Scan the data beneath this task and copy each line that includes "الكشاف".

########

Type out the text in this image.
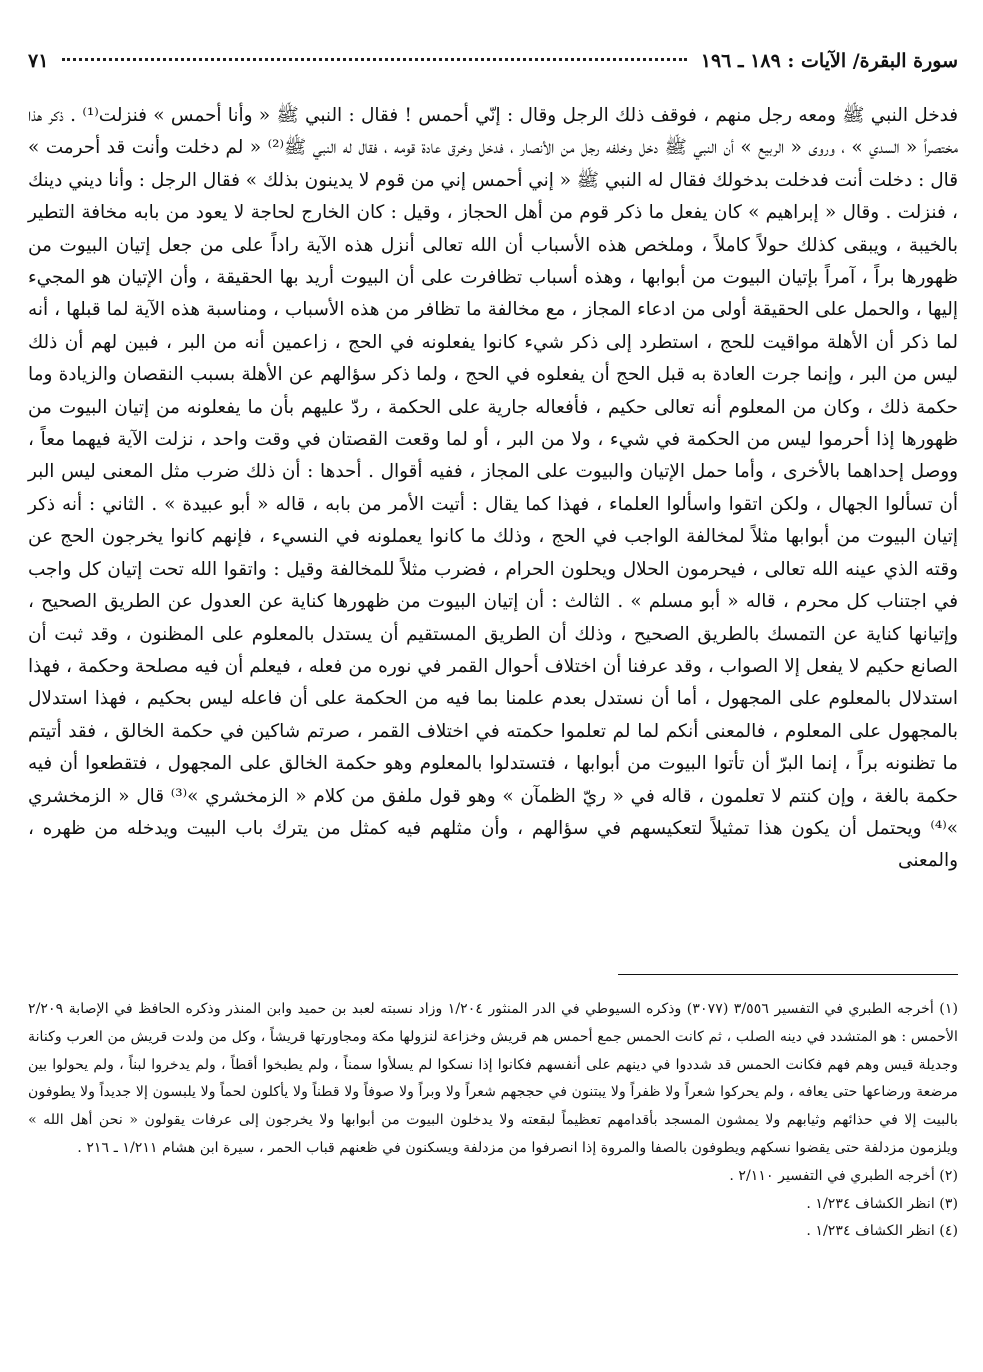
سورة البقرة/ الآيات : ١٨٩ ـ ١٩٦
٧١

فدخل النبي ﷺ ومعه رجل منهم ، فوقف ذلك الرجل وقال : إنّي أحمس ! فقال : النبي ﷺ « وأنا أحمس » فنزلت⁽¹⁾ . ذكر هذا مختصراً « السدي » ، وروى « الربيع » أن النبي ﷺ دخل وخلفه رجل من الأنصار ، فدخل وخرق عادة قومه ، فقال له النبي ﷺ⁽²⁾ « لم دخلت وأنت قد أحرمت » قال : دخلت أنت فدخلت بدخولك فقال له النبي ﷺ « إني أحمس إني من قوم لا يدينون بذلك » فقال الرجل : وأنا ديني دينك ، فنزلت . وقال « إبراهيم » كان يفعل ما ذكر قوم من أهل الحجاز ، وقيل : كان الخارج لحاجة لا يعود من بابه مخافة التطير بالخيبة ، ويبقى كذلك حولاً كاملاً ، وملخص هذه الأسباب أن الله تعالى أنزل هذه الآية راداً على من جعل إتيان البيوت من ظهورها براً ، آمراً بإتيان البيوت من أبوابها ، وهذه أسباب تظافرت على أن البيوت أريد بها الحقيقة ، وأن الإتيان هو المجيء إليها ، والحمل على الحقيقة أولى من ادعاء المجاز ، مع مخالفة ما تظافر من هذه الأسباب ، ومناسبة هذه الآية لما قبلها ، أنه لما ذكر أن الأهلة مواقيت للحج ، استطرد إلى ذكر شيء كانوا يفعلونه في الحج ، زاعمين أنه من البر ، فبين لهم أن ذلك ليس من البر ، وإنما جرت العادة به قبل الحج أن يفعلوه في الحج ، ولما ذكر سؤالهم عن الأهلة بسبب النقصان والزيادة وما حكمة ذلك ، وكان من المعلوم أنه تعالى حكيم ، فأفعاله جارية على الحكمة ، ردّ عليهم بأن ما يفعلونه من إتيان البيوت من ظهورها إذا أحرموا ليس من الحكمة في شيء ، ولا من البر ، أو لما وقعت القصتان في وقت واحد ، نزلت الآية فيهما معاً ، ووصل إحداهما بالأخرى ، وأما حمل الإتيان والبيوت على المجاز ، ففيه أقوال . أحدها : أن ذلك ضرب مثل المعنى ليس البر أن تسألوا الجهال ، ولكن اتقوا واسألوا العلماء ، فهذا كما يقال : أتيت الأمر من بابه ، قاله « أبو عبيدة » . الثاني : أنه ذكر إتيان البيوت من أبوابها مثلاً لمخالفة الواجب في الحج ، وذلك ما كانوا يعملونه في النسيء ، فإنهم كانوا يخرجون الحج عن وقته الذي عينه الله تعالى ، فيحرمون الحلال ويحلون الحرام ، فضرب مثلاً للمخالفة وقيل : واتقوا الله تحت إتيان كل واجب في اجتناب كل محرم ، قاله « أبو مسلم » . الثالث : أن إتيان البيوت من ظهورها كناية عن العدول عن الطريق الصحيح ، وإتيانها كناية عن التمسك بالطريق الصحيح ، وذلك أن الطريق المستقيم أن يستدل بالمعلوم على المظنون ، وقد ثبت أن الصانع حكيم لا يفعل إلا الصواب ، وقد عرفنا أن اختلاف أحوال القمر في نوره من فعله ، فيعلم أن فيه مصلحة وحكمة ، فهذا استدلال بالمعلوم على المجهول ، أما أن نستدل بعدم علمنا بما فيه من الحكمة على أن فاعله ليس بحكيم ، فهذا استدلال بالمجهول على المعلوم ، فالمعنى أنكم لما لم تعلموا حكمته في اختلاف القمر ، صرتم شاكين في حكمة الخالق ، فقد أتيتم ما تظنونه براً ، إنما البرّ أن تأتوا البيوت من أبوابها ، فتستدلوا بالمعلوم وهو حكمة الخالق على المجهول ، فتقطعوا أن فيه حكمة بالغة ، وإن كنتم لا تعلمون ، قاله في « ريّ الظمآن » وهو قول ملفق من كلام « الزمخشري »⁽³⁾ قال « الزمخشري »⁽⁴⁾ ويحتمل أن يكون هذا تمثيلاً لتعكيسهم في سؤالهم ، وأن مثلهم فيه كمثل من يترك باب البيت ويدخله من ظهره ، والمعنى

(١) أخرجه الطبري في التفسير ٣/٥٥٦ (٣٠٧٧) وذكره السيوطي في الدر المنثور ١/٢٠٤ وزاد نسبته لعبد بن حميد وابن المنذر وذكره الحافظ في الإصابة ٢/٢٠٩ الأحمس : هو المتشدد في دينه الصلب ، ثم كانت الحمس جمع أحمس هم قريش وخزاعة لنزولها مكة ومجاورتها قريشاً ، وكل من ولدت قريش من العرب وكنانة وجديلة قيس وهم فهم فكانت الحمس قد شددوا في دينهم على أنفسهم فكانوا إذا نسكوا لم يسلأوا سمناً ، ولم يطبخوا أقطاً ، ولم يدخروا لبناً ، ولم يحولوا بين مرضعة ورضاعها حتى يعافه ، ولم يحركوا شعراً ولا ظفراً ولا يبتنون في حججهم شعراً ولا وبراً ولا صوفاً ولا قطناً ولا يأكلون لحماً ولا يلبسون إلا جديداً ولا يطوفون بالبيت إلا في حذائهم وثيابهم ولا يمشون المسجد بأقدامهم تعظيماً لبقعته ولا يدخلون البيوت من أبوابها ولا يخرجون إلى عرفات يقولون « نحن أهل الله » ويلزمون مزدلفة حتى يقضوا نسكهم ويطوفون بالصفا والمروة إذا انصرفوا من مزدلفة ويسكنون في ظعنهم قباب الحمر ، سيرة ابن هشام ١/٢١١ ـ ٢١٦ .

(٢) أخرجه الطبري في التفسير ٢/١١٠ .

(٣) انظر الكشاف ١/٢٣٤ .

(٤) انظر الكشاف ١/٢٣٤ .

########

_FINISHED TASK_
(٣) انظر الكشاف ١/٢٣٤ .
(٤) انظر الكشاف ١/٢٣٤ .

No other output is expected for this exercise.